━━━━━ EXTRACT PROVIDED ━━━━━

# Aquarium in Apartment



## rday (Mar 10, 2003)

I'm going to be moving into a new apartment in June and I want to set up a big (90-125) gallon tank when I move. How much of a concern is the weight? The odds of living on the first floor are probably slim, its hard to be picky and cheap. Is there a way of knowing whether an aquarium of this size will be possible without knowing exactly where I'll be and checking the place out? Thanks...


----------



## InSinUAsian (Jan 3, 2003)

Well, checking the place out is a must. You want to place the tank along a load supporting wall. This will ensure that your floor will be more then strong enough. You also want to place your tank perpendicular to the direction of the floor support.

Just to give you an idea, I have a 180 on the 3rd floor of an apartment. Hopefull all stays okay been okay for a few months now. But then again, I have it against a load bearing wall. (just incase, load bearing wall = outside wall of apartment, or wall you are sure has suficient support since a 125 gallon tank can weigh 1,250 pounds easy) Other then that I would not worry too much about it. Floors, even in apartments, are quite strong.

~Dj


----------



## MPower (Jan 29, 2003)

I had my 125g upstairs in my room. It was fine.


----------



## Petzl88 (Feb 5, 2003)

It shouldn't be a problem. Put it against an outside wall like above said, and perpendicular to the floor studs.

I would definately ask the landlord.


----------



## SnowCichlid. (Jan 10, 2003)

Just ask the landlord of weight capacities of the floor you are on.... chances are unless its a complete dump that you are going to be more than fine :smile:


----------



## NIKE (Jan 27, 2003)

i have a 125gal on the third floor of a nine story block. you can just ask your landlord if it's okay if you can have a water bed. if they say yes that means your floors are ok and leak proof but i would also do like above and find a good area not infront of direct sunlight and purchase appartment insurance i pay $175.00 anually which covers spills


----------



## GARGOYLE (Feb 12, 2003)

apartment insurance is a must.


----------



## pcrose (Mar 9, 2003)

It is a good idea I would go with the first floor because sometimes the filters produce heavy vibrations and you might get complaints from your neighbors.


----------

━━━━━

* STATED GOAL 1:
Reproduce the records from their start through the line containing "give me the", including both ends, and leave out the pictures.
The records that come next have no connection to the aquarium thread.

━━━━━ DATA SHOWN ━━━━━

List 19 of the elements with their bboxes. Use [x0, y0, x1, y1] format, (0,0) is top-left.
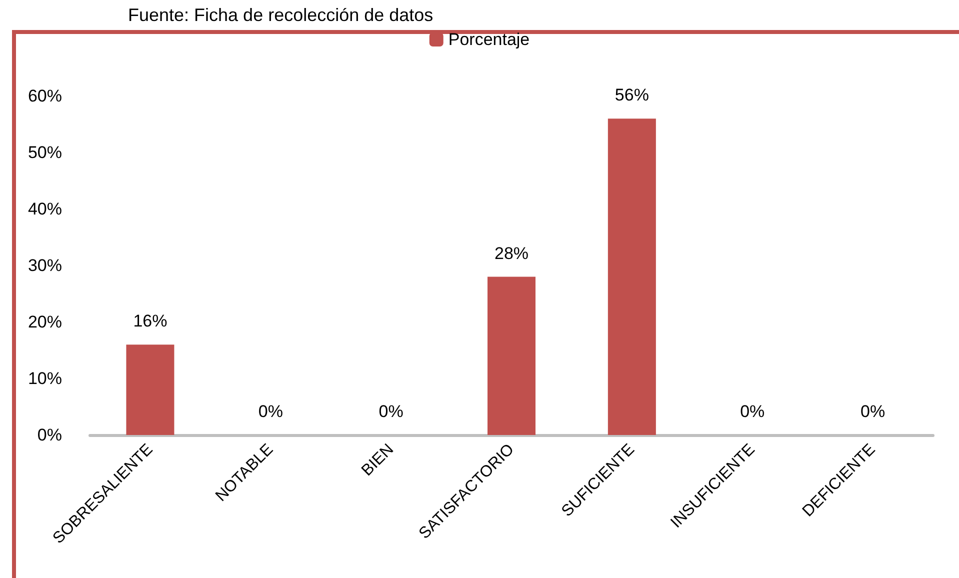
bar — [488, 276, 536, 435]
y-tick-label: 50% — [28, 143, 62, 162]
bar — [126, 344, 174, 435]
bar — [608, 118, 656, 435]
data-label: 0% — [740, 402, 765, 421]
y-tick-label: 60% — [28, 86, 62, 106]
data-label: 16% — [133, 312, 168, 331]
y-tick-label: 30% — [28, 256, 62, 275]
data-label: 0% — [378, 402, 404, 421]
y-tick-label: 10% — [28, 369, 62, 388]
y-tick-label: 20% — [28, 312, 62, 332]
data-label: 0% — [258, 402, 283, 421]
data-label: 0% — [860, 402, 886, 421]
source-note: Fuente: Ficha de recolección de datos — [128, 5, 434, 25]
data-label: 28% — [494, 244, 529, 263]
data-label: 56% — [614, 86, 649, 105]
y-tick-label: 40% — [28, 200, 62, 218]
y-tick-label: 0% — [37, 426, 62, 444]
legend-label: Porcentaje — [448, 30, 530, 49]
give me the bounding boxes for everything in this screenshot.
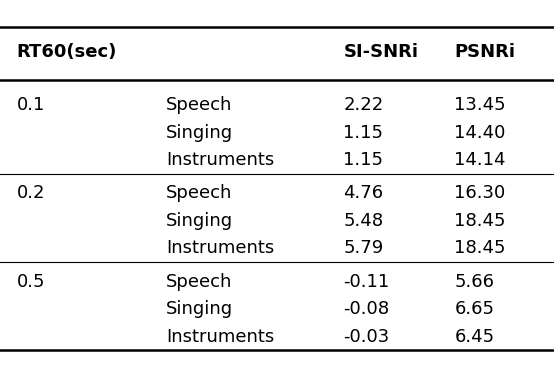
Text: Singing: Singing bbox=[166, 124, 233, 142]
Text: 5.48: 5.48 bbox=[343, 212, 383, 230]
Text: 5.79: 5.79 bbox=[343, 240, 384, 257]
Text: -0.11: -0.11 bbox=[343, 273, 389, 291]
Text: Instruments: Instruments bbox=[166, 151, 274, 169]
Text: 6.45: 6.45 bbox=[454, 328, 494, 346]
Text: 0.5: 0.5 bbox=[17, 273, 45, 291]
Text: Instruments: Instruments bbox=[166, 240, 274, 257]
Text: 14.40: 14.40 bbox=[454, 124, 506, 142]
Text: Singing: Singing bbox=[166, 300, 233, 318]
Text: PSNRi: PSNRi bbox=[454, 43, 515, 61]
Text: 2.22: 2.22 bbox=[343, 96, 384, 114]
Text: Speech: Speech bbox=[166, 273, 233, 291]
Text: 5.66: 5.66 bbox=[454, 273, 494, 291]
Text: SI-SNRi: SI-SNRi bbox=[343, 43, 418, 61]
Text: 18.45: 18.45 bbox=[454, 240, 506, 257]
Text: 13.45: 13.45 bbox=[454, 96, 506, 114]
Text: 0.2: 0.2 bbox=[17, 185, 45, 202]
Text: 1.15: 1.15 bbox=[343, 124, 383, 142]
Text: 16.30: 16.30 bbox=[454, 185, 506, 202]
Text: Speech: Speech bbox=[166, 96, 233, 114]
Text: -0.03: -0.03 bbox=[343, 328, 389, 346]
Text: 1.15: 1.15 bbox=[343, 151, 383, 169]
Text: 0.1: 0.1 bbox=[17, 96, 45, 114]
Text: Speech: Speech bbox=[166, 185, 233, 202]
Text: RT60(sec): RT60(sec) bbox=[17, 43, 117, 61]
Text: Instruments: Instruments bbox=[166, 328, 274, 346]
Text: 6.65: 6.65 bbox=[454, 300, 494, 318]
Text: 18.45: 18.45 bbox=[454, 212, 506, 230]
Text: 14.14: 14.14 bbox=[454, 151, 506, 169]
Text: -0.08: -0.08 bbox=[343, 300, 389, 318]
Text: 4.76: 4.76 bbox=[343, 185, 383, 202]
Text: Singing: Singing bbox=[166, 212, 233, 230]
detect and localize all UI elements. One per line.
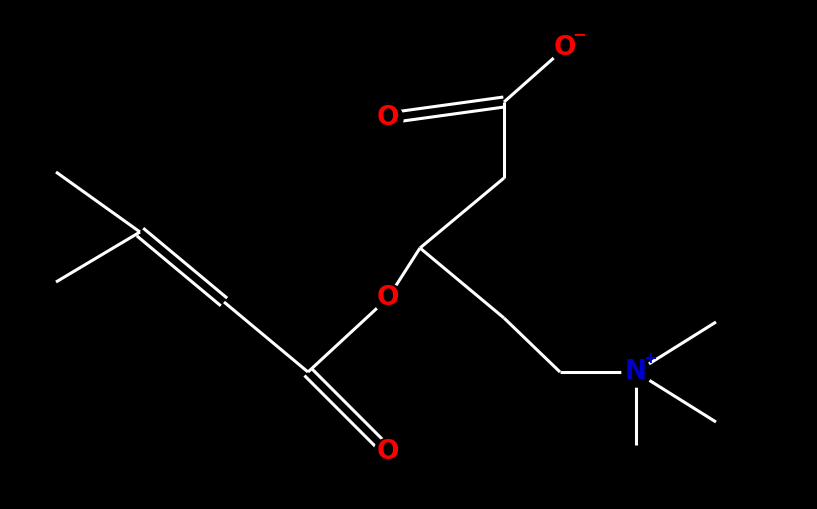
Text: +: + [643, 351, 657, 366]
Text: O: O [377, 285, 400, 311]
Text: N: N [625, 359, 647, 385]
Text: O: O [554, 35, 576, 61]
Text: O: O [377, 439, 400, 465]
Text: O: O [377, 105, 400, 131]
Text: −: − [572, 27, 586, 42]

━━━━━

* STATED GOAL 2:
List the usernames of everyone who posted in the aquarium thread.

* CORRECT ANSWER 1:
List 19 of the elements with their bboxes. Use [x0, y0, x1, y1] format, (0,0) is top-left.
bar — [488, 276, 536, 435]
y-tick-label: 50% — [28, 143, 62, 162]
bar — [126, 344, 174, 435]
bar — [608, 118, 656, 435]
data-label: 0% — [740, 402, 765, 421]
y-tick-label: 60% — [28, 86, 62, 106]
data-label: 16% — [133, 312, 168, 331]
y-tick-label: 30% — [28, 256, 62, 275]
data-label: 0% — [378, 402, 404, 421]
y-tick-label: 10% — [28, 369, 62, 388]
y-tick-label: 20% — [28, 312, 62, 332]
data-label: 0% — [258, 402, 283, 421]
data-label: 0% — [860, 402, 886, 421]
source-note: Fuente: Ficha de recolección de datos — [128, 5, 434, 25]
data-label: 28% — [494, 244, 529, 263]
data-label: 56% — [614, 86, 649, 105]
y-tick-label: 40% — [28, 200, 62, 218]
y-tick-label: 0% — [37, 426, 62, 444]
legend-label: Porcentaje — [448, 30, 530, 49]
give me the bounding boxes for everything in this screenshot.

* CORRECT ANSWER 2:
- rday
- InSinUAsian
- MPower
- Petzl88
- SnowCichlid.
- NIKE
- GARGOYLE
- pcrose